Upon completion of this module, facilitators will:
- Learn how to hear it all.
- Understand the five basic listening approaches.
- Be able to implement basic strategies that build productive listeners.
A couple attended the communication segment of a marriage seminar that was held at their church. The two listened intently as the presenter emphasized the need for husbands and wives to know what is important to each other. Speaking to the men, he said: “For instance, gentlemen, can you name your wife’s favorite flower?” One husband leaned over and gently whispered to his wife: “Pillsbury All-Purpose, right, Honey?” Ah, communication! Or, as in this man’s case, the lack of it!
As clichéd as the statement may be, “communication is an art.” Effective communication is a key that can open the door to opportunities and enhance relationships. Nonetheless, it is also a skill that can be learned by those who don’t come by it naturally—which includes most of us.
A major component of communication is listening. A good listener is a valuable commodity and one who will never want for friends or people clamoring to associate with him or her. Listening is not something done by one person. Successful listening is a two-way street, a give-and-take activity that can benefit all participants.
In Proverbs 2:2 we are given a tip to use to maximize our communication. We are told to “listen with [our] ears for wisdom” (The Clear Word).
Sabbath School members gain much when their facilitators are good listeners. According to Joan Svoboda, director of Management Strategies, Inc., effective listening skills are “relevant to all professions and all situations where someone wants to be successful and connect with people in an authentic and comfortable way. Listening skills are extremely important for all relationships—whether in business, in the schools, at home or just even at a gathering of friends” (http://www.joansvoboda.com/communicating.htm).

---

**PROBLEM SET**
1. In the listening module, who is named as director of Management Strategies, Inc.?
2. Continue the module on listening for Sabbath School facilitators, starting after its final sentence.

---

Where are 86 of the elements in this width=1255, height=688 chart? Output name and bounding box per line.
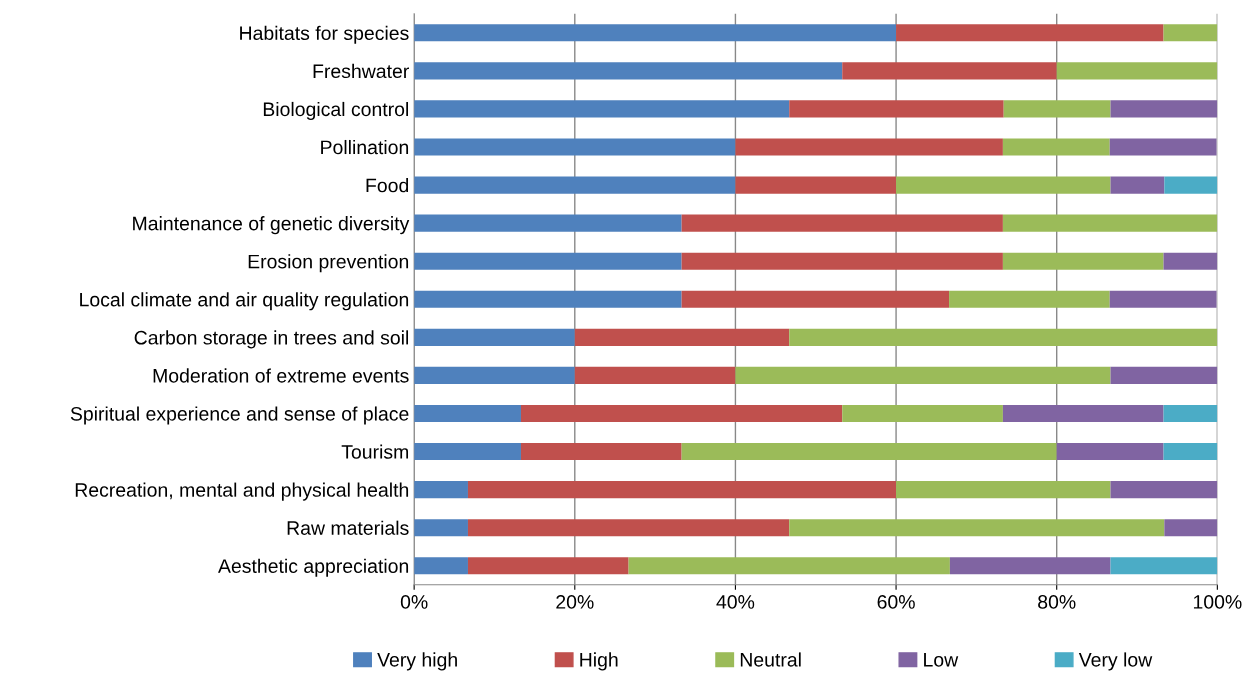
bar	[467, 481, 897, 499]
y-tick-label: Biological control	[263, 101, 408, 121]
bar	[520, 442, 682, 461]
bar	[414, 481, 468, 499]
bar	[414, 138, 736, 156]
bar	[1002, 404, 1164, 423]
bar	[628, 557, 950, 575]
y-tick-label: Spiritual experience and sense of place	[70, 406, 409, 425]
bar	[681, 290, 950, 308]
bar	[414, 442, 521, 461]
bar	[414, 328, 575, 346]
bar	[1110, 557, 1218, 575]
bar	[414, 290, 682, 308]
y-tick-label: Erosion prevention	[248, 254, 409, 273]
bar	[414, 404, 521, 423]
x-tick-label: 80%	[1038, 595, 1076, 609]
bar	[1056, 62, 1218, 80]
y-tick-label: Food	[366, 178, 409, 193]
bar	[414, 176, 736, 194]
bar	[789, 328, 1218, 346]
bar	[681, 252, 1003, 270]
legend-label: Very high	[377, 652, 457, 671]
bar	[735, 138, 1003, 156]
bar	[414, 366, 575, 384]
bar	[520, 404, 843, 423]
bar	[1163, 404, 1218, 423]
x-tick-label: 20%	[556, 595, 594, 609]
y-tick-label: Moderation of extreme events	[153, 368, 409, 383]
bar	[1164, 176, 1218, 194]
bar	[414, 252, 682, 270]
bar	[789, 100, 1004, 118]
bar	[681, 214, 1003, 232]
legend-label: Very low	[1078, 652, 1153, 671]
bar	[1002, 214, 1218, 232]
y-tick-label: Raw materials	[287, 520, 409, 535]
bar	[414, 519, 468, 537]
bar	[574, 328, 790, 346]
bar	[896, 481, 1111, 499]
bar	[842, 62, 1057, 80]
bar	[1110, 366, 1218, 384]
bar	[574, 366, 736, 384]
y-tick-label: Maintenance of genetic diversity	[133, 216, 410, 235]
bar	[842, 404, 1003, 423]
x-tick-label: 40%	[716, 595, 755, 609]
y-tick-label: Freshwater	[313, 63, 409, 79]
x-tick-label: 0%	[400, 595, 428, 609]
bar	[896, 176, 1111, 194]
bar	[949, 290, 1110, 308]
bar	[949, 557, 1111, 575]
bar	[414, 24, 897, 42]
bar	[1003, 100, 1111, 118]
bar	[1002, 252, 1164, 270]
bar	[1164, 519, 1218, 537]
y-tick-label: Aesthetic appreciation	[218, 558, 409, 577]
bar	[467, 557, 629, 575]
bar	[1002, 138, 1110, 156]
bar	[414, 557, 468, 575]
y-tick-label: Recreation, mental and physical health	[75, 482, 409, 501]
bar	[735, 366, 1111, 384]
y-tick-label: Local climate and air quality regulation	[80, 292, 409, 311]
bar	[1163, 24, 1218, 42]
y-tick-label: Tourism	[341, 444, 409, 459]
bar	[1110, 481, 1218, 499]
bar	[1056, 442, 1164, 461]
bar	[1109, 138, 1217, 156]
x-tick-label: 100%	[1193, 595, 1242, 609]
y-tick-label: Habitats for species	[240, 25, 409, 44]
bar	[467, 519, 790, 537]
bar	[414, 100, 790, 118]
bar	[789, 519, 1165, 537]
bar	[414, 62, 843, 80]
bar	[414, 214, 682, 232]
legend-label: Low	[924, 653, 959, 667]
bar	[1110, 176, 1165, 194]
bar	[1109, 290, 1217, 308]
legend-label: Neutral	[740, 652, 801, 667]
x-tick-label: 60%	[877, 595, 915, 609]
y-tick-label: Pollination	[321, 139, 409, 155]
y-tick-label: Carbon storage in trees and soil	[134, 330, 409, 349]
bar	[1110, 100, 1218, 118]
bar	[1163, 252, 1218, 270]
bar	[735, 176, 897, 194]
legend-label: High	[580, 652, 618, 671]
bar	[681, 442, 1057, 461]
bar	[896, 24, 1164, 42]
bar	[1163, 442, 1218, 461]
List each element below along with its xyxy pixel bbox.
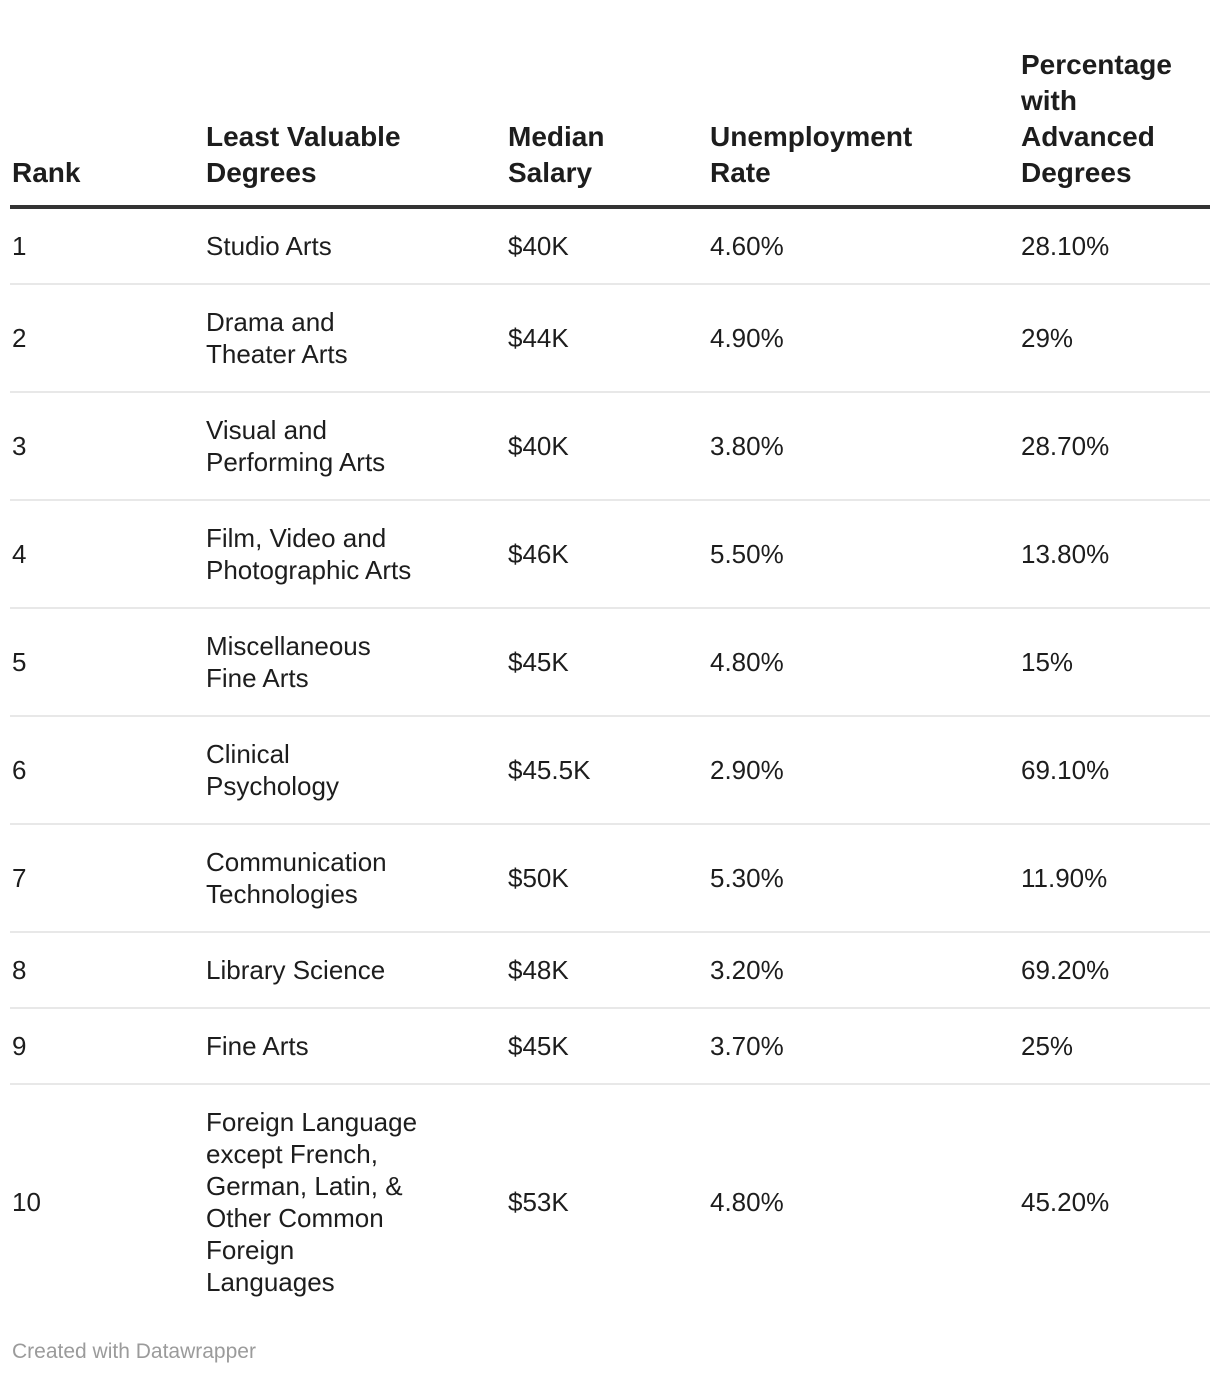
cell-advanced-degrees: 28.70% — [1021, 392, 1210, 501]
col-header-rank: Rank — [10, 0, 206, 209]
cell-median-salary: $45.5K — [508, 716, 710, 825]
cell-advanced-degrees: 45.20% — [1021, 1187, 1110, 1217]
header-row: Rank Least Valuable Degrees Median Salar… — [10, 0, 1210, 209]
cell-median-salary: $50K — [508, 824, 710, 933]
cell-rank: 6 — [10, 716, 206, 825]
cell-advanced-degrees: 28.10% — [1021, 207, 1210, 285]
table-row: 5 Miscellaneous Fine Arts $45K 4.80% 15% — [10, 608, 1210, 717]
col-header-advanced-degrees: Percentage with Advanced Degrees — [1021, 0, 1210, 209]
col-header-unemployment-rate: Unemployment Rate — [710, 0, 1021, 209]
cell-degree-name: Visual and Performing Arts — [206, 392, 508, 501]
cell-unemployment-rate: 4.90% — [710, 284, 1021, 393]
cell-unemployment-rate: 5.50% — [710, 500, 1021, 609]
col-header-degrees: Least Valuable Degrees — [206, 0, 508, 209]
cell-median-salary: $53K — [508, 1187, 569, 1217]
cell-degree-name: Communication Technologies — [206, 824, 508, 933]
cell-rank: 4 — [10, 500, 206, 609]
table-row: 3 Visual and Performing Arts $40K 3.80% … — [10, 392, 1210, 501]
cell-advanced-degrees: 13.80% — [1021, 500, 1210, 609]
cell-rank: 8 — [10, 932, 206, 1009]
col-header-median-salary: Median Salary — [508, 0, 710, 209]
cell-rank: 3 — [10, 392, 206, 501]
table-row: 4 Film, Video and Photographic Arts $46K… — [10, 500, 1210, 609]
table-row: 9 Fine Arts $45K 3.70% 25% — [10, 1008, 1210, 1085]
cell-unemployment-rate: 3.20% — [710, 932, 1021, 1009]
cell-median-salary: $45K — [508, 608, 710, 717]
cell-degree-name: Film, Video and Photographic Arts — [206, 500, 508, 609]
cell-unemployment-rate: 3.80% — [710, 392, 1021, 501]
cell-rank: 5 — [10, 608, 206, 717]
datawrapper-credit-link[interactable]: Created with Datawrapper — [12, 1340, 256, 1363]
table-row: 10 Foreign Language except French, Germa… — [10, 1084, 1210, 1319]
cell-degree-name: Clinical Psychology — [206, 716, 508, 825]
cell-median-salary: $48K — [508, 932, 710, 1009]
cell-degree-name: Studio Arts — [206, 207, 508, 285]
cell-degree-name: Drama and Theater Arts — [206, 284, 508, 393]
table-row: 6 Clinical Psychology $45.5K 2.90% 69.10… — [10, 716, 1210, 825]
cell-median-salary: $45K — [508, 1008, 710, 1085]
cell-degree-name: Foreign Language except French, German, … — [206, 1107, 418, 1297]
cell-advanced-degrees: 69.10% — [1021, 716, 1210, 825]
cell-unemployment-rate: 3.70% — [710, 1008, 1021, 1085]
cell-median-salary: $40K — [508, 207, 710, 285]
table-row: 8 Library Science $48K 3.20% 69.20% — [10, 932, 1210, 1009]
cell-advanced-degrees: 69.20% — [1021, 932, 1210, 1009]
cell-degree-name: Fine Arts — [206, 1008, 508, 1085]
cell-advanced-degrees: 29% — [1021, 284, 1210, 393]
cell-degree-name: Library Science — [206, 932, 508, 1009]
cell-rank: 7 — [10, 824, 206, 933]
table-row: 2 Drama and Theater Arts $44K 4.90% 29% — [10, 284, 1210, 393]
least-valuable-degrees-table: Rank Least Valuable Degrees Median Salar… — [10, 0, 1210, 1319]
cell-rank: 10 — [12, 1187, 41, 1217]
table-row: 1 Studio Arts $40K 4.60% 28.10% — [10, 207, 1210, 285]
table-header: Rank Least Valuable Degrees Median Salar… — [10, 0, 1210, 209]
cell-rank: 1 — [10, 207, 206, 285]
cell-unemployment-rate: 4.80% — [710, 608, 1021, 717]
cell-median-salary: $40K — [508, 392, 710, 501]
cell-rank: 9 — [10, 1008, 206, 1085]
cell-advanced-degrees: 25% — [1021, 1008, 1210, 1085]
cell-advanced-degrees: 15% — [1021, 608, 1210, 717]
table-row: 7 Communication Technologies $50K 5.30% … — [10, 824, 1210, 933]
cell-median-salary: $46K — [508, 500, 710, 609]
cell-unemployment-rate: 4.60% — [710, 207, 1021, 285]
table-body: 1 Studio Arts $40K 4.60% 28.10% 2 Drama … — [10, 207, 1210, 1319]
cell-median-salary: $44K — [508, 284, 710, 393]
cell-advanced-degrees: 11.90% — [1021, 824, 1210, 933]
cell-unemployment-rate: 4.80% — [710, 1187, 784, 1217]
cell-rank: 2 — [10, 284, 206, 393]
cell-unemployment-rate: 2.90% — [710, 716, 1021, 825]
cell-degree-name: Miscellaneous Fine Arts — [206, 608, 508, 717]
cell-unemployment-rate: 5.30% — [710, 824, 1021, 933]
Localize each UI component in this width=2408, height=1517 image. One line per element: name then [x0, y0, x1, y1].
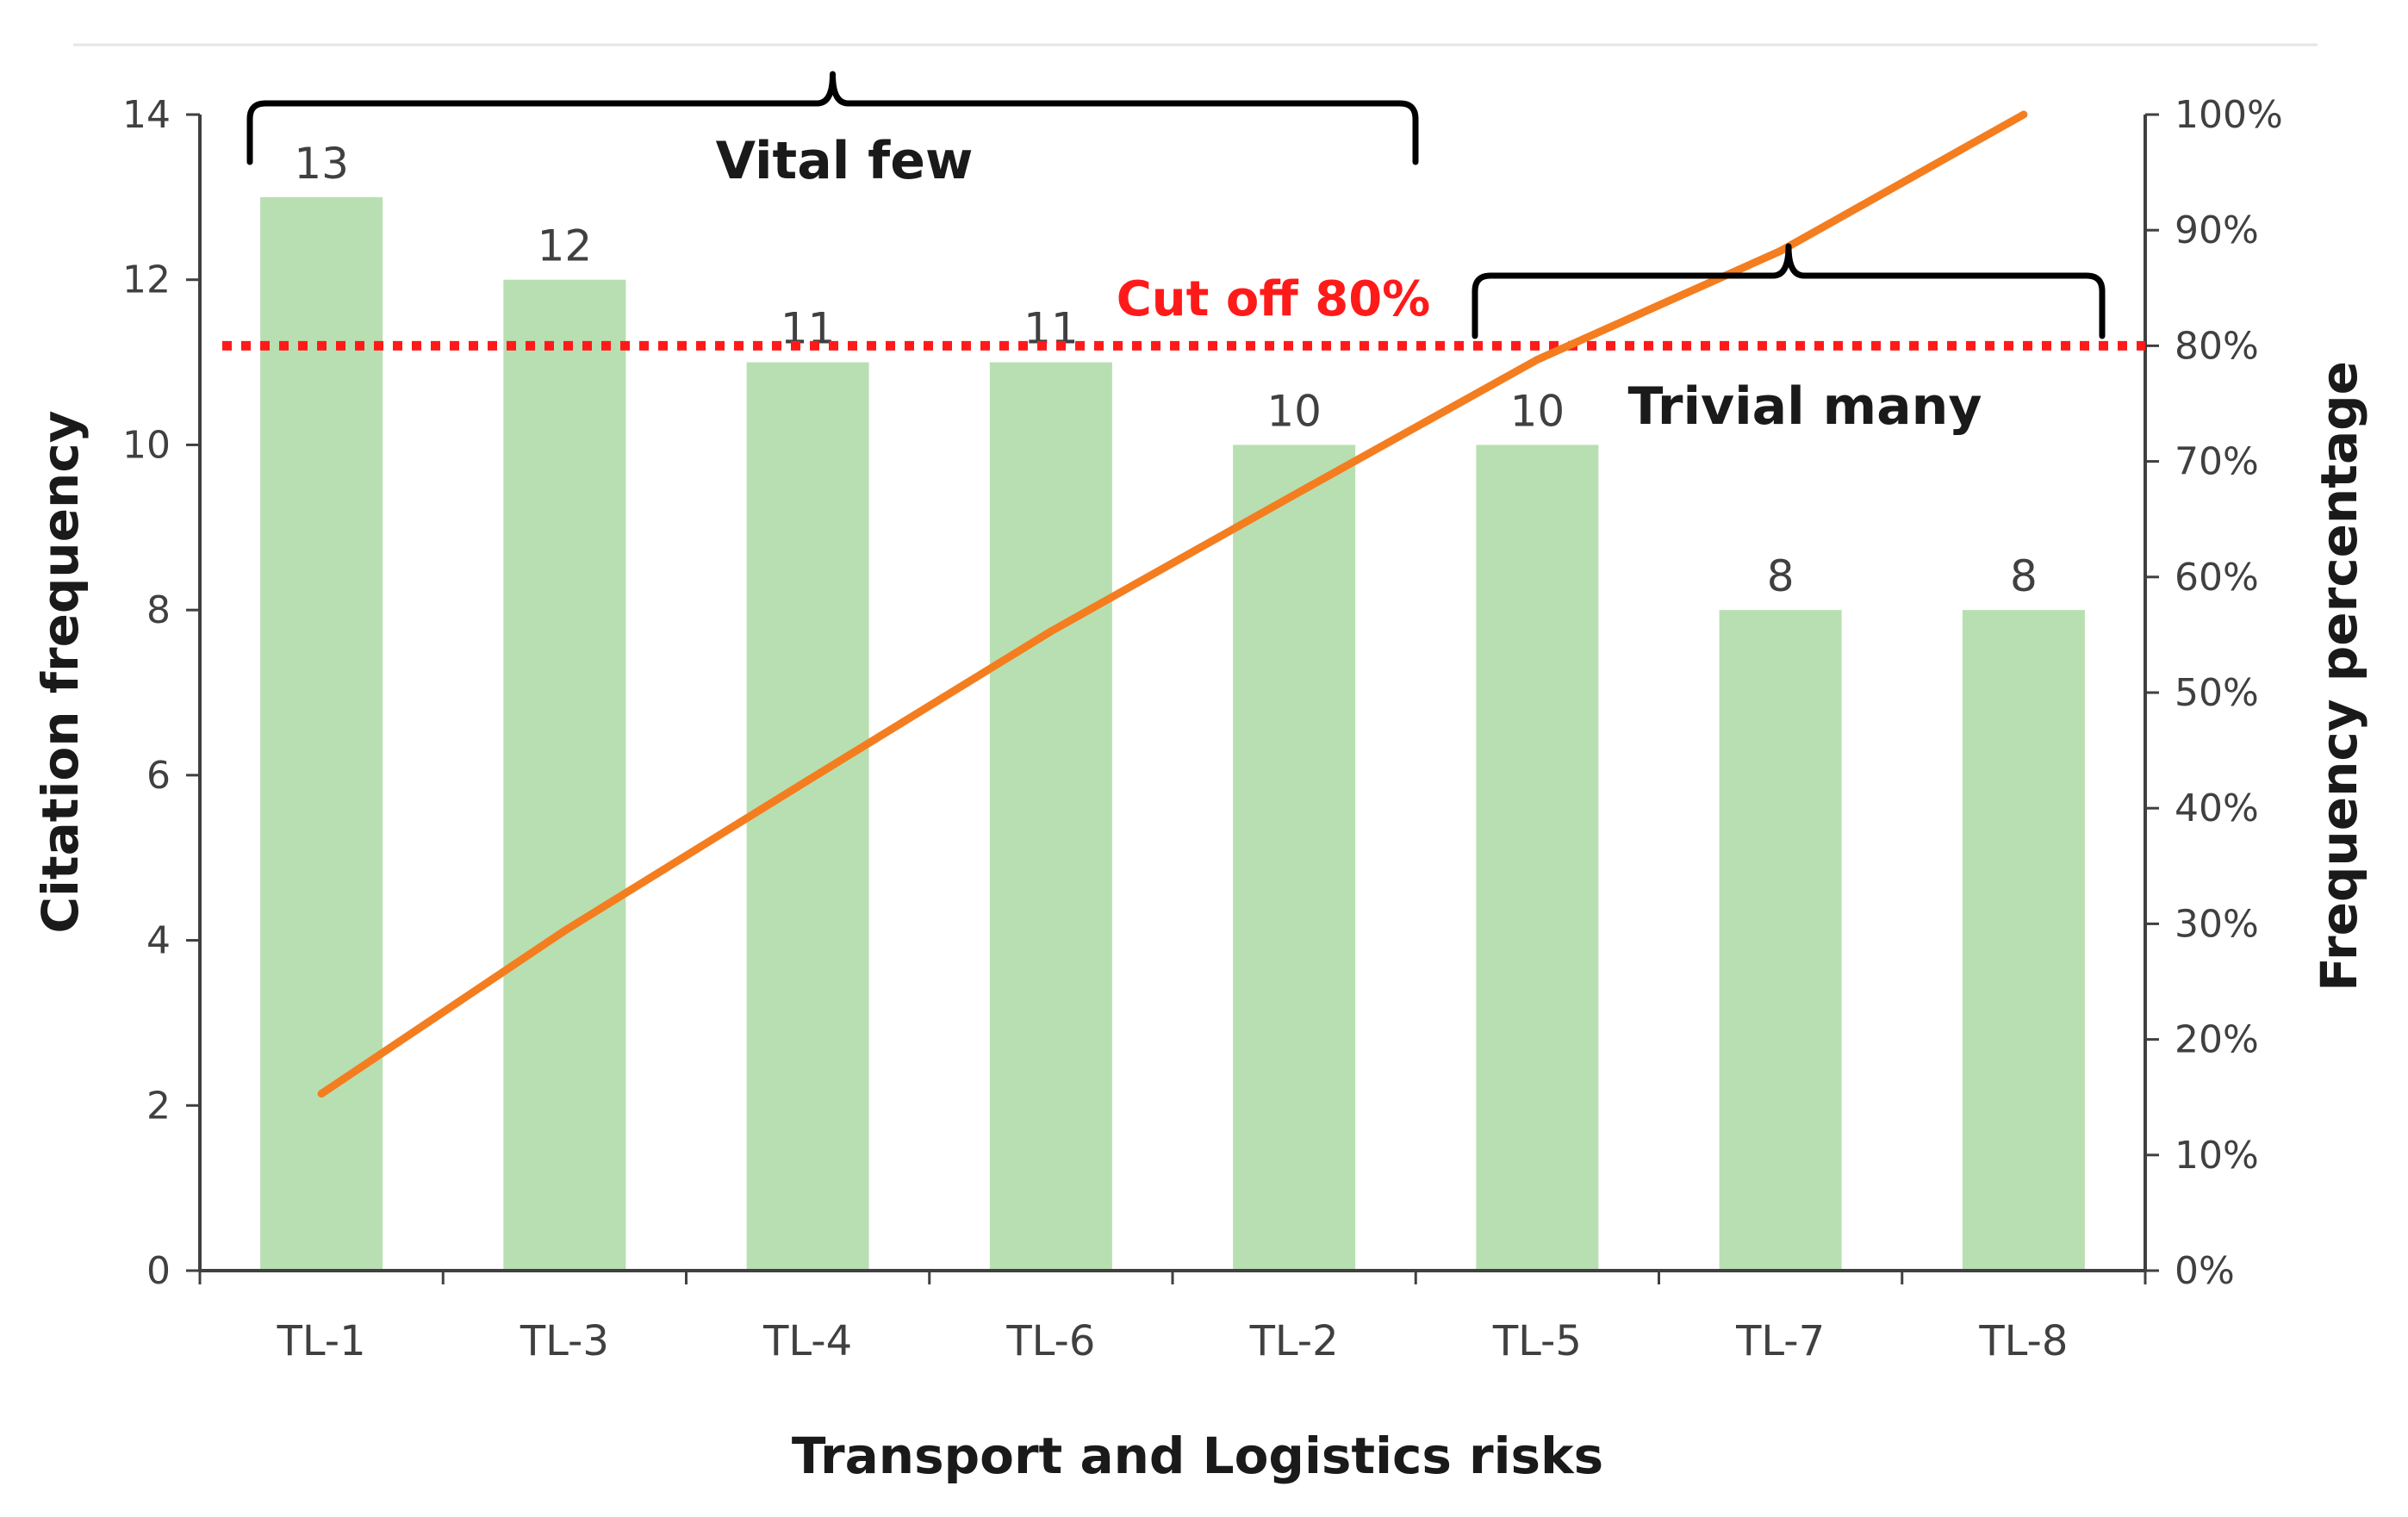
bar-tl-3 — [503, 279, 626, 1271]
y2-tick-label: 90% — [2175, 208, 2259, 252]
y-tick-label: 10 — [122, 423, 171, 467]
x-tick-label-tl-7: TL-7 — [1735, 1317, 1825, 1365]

---

**RESULTS FOR THE EXERCISE**
1. Joan Svoboda

2.
Just think how many more people could be brought closer to Christ through Sabbath School facilitators who care enough to listen—really listen—to what participants are saying, and to help them accordingly. Motivational speaker Nichols asserts that “the most basic of all human needs is the need to understand and be understood. The best way to understand people is to listen to them.” So often, we don’t hear others because we are too busy playing roles.
Let’s examine the characteristics of poor listeners that were taken from the Purdue University English Department Writing Lab:
- Mind reader: You’ll hear little or nothing as you think, What is this person really thinking or feeling?
- Rehearser: Your mental tryouts, “Here’s what I’ll say next,” tune out the speaker.
- Filterer: Some call this selective listening. With either term listeners hear only what they want to hear.
- Dreamer: Drifting off during a face-to-face conversation can lead to an embarrassing, “What did you say?” or “Could you repeat that?”
- Identifier: If you refer everything you hear to your experience, you probably didn’t hear what was said.
- Comparer: When you get sidetracked by assessing the messenger, you’re sure to miss the message.
- Derailer: Changing the subject too quickly soon tells others you’re not interested in anything they have to say.
- Sparrer: You hear what’s said but quickly belittle it or discount it. That puts you in the same class as the derailer.
- Placater: Agreeing with everything you hear just to be nice or to avoid conflict does not mean you’re a good listener.
Research indicates that most people, more than 70 percent of the time, either change or “screen out” what is communicated to them. Most miscommunication can be attributed to differences in listening approaches. There are a number of descriptors:
Appreciative: Seeks enjoyment, entertainment, or inspiration; listens in a relaxed manner.
Empathic: Supports the speaker and learns from others’ experiences; listens without being judgmental.
Comprehensive: Understands relationships among ideas; listens to make sense of and to organize information.
Discerning: Listens to comprehend the message and determine significant details; listens for complete information.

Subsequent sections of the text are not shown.